» **What the exercise asks**: Determine how many lines of the records include "noise", and answer with the number alone.

» **Dataset records**:
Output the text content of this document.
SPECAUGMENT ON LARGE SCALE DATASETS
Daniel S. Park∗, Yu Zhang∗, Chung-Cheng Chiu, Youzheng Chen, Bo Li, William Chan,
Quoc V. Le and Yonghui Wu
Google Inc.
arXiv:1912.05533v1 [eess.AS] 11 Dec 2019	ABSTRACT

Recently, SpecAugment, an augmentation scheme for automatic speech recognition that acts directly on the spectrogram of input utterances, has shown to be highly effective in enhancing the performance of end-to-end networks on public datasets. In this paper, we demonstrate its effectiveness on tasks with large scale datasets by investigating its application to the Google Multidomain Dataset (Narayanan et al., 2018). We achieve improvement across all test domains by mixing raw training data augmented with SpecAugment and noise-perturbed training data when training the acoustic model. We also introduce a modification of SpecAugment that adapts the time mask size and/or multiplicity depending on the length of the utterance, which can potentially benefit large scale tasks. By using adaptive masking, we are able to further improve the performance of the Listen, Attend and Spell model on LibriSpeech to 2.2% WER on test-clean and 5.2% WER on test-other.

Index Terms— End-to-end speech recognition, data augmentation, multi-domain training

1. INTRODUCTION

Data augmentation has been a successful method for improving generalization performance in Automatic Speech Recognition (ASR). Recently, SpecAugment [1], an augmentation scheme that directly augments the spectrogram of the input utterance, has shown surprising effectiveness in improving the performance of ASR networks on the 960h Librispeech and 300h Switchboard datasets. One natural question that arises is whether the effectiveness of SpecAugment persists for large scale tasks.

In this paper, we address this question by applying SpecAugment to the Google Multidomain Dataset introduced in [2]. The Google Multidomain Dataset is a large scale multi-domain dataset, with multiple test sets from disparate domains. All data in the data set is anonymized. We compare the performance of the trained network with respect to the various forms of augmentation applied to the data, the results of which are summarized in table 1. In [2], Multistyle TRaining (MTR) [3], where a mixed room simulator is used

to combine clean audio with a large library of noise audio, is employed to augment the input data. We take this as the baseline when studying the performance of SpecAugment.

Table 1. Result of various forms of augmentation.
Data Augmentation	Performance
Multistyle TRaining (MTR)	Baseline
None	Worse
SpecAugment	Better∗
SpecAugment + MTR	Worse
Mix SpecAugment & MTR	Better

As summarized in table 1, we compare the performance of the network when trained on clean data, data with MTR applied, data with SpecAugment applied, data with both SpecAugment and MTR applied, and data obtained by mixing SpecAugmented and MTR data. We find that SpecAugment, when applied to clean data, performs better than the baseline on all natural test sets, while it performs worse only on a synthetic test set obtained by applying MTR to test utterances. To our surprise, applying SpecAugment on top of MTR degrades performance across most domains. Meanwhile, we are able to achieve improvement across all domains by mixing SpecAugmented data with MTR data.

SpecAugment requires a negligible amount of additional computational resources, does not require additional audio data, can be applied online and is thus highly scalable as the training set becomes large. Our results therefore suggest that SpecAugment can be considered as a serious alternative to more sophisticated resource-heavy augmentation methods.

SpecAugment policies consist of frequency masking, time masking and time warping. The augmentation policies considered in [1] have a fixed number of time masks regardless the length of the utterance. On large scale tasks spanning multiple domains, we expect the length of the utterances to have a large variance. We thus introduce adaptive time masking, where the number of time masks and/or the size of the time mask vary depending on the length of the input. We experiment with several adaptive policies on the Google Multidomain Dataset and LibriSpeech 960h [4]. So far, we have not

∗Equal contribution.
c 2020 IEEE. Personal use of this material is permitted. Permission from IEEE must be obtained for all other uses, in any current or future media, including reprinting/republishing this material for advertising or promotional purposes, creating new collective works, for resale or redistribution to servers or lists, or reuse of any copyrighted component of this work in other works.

» **Solution to the problem**: 2